**Given exercise**:
Gather the lines below that include the string "Tiket", copying each in full.
** Start Supplied material **
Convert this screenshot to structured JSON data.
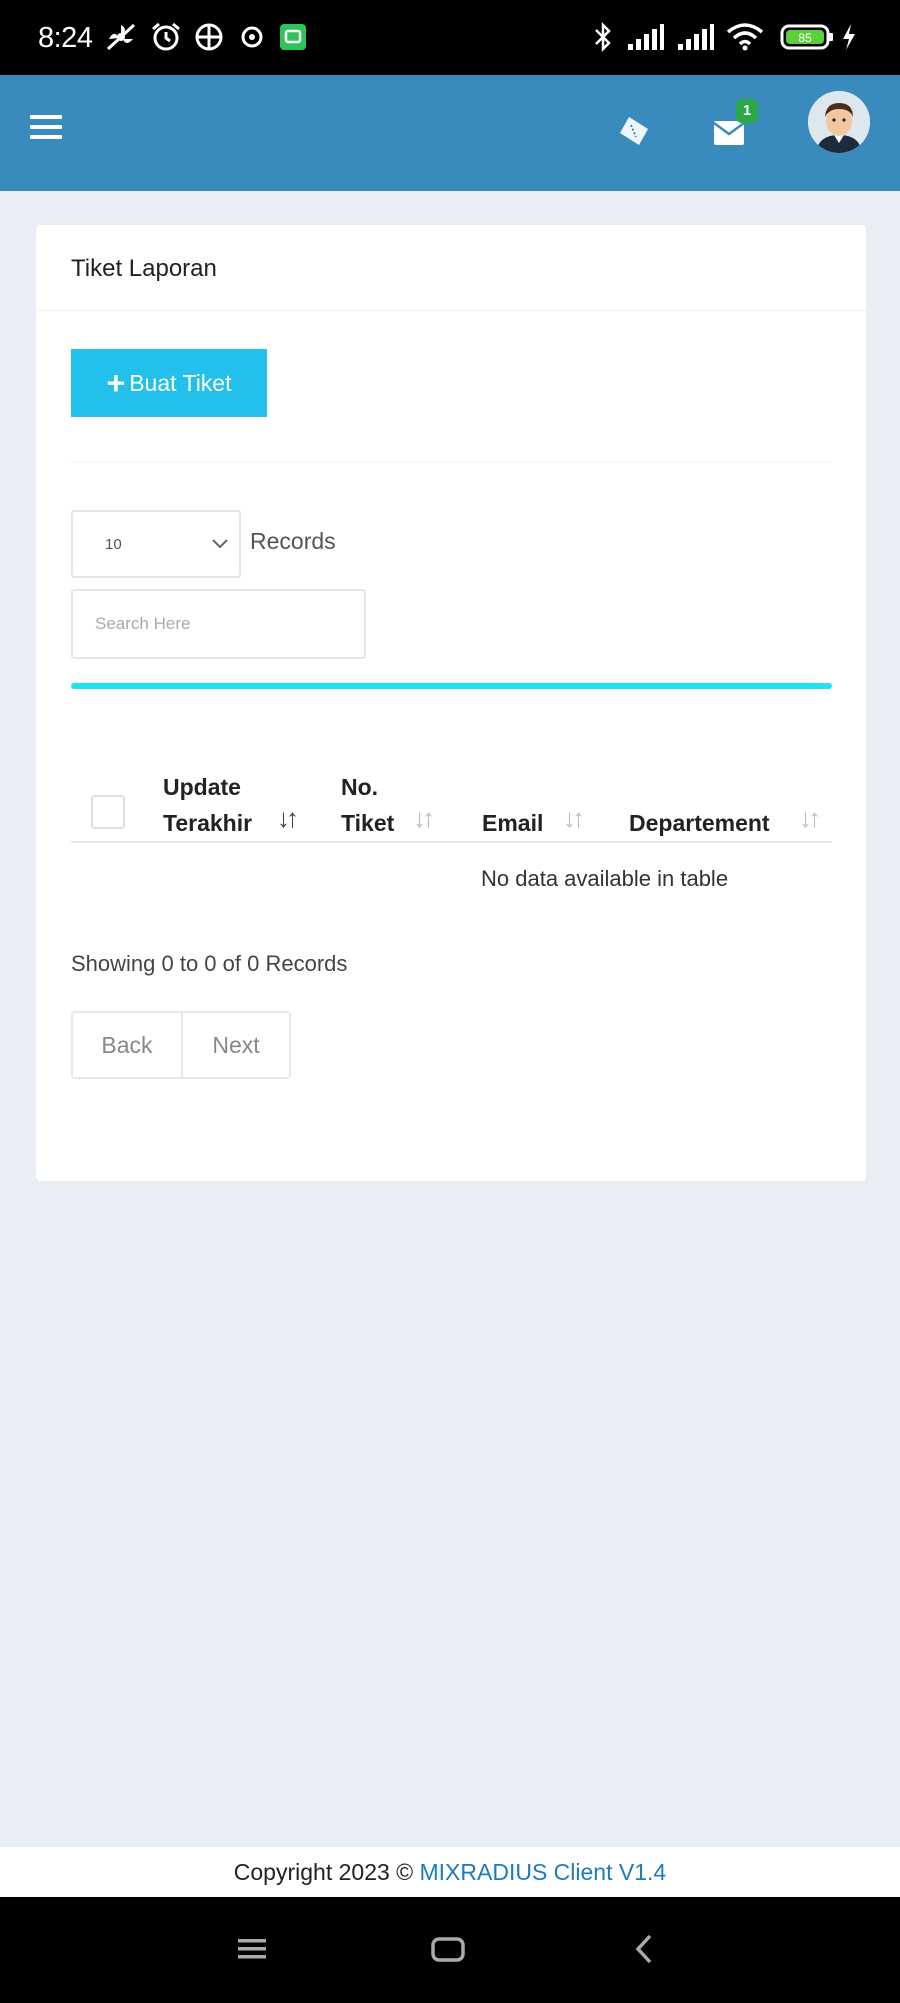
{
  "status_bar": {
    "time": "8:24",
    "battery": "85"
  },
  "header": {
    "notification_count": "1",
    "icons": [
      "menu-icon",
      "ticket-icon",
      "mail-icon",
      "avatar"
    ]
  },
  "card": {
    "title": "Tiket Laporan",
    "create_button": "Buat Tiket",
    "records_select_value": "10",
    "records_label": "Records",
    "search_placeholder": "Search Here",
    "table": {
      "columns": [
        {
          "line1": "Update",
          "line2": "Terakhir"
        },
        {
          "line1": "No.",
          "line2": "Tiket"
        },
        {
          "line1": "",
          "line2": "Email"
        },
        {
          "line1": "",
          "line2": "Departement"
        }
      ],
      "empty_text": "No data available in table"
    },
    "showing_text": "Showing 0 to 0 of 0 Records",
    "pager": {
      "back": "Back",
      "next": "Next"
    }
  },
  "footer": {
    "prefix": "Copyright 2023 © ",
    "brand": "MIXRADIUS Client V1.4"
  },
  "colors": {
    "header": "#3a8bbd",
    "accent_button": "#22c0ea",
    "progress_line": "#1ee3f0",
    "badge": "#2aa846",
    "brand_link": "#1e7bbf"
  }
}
** End Supplied material **
**Answer to this exercise**:
    "title": "Tiket Laporan",
    "create_button": "Buat Tiket",
          "line2": "Tiket"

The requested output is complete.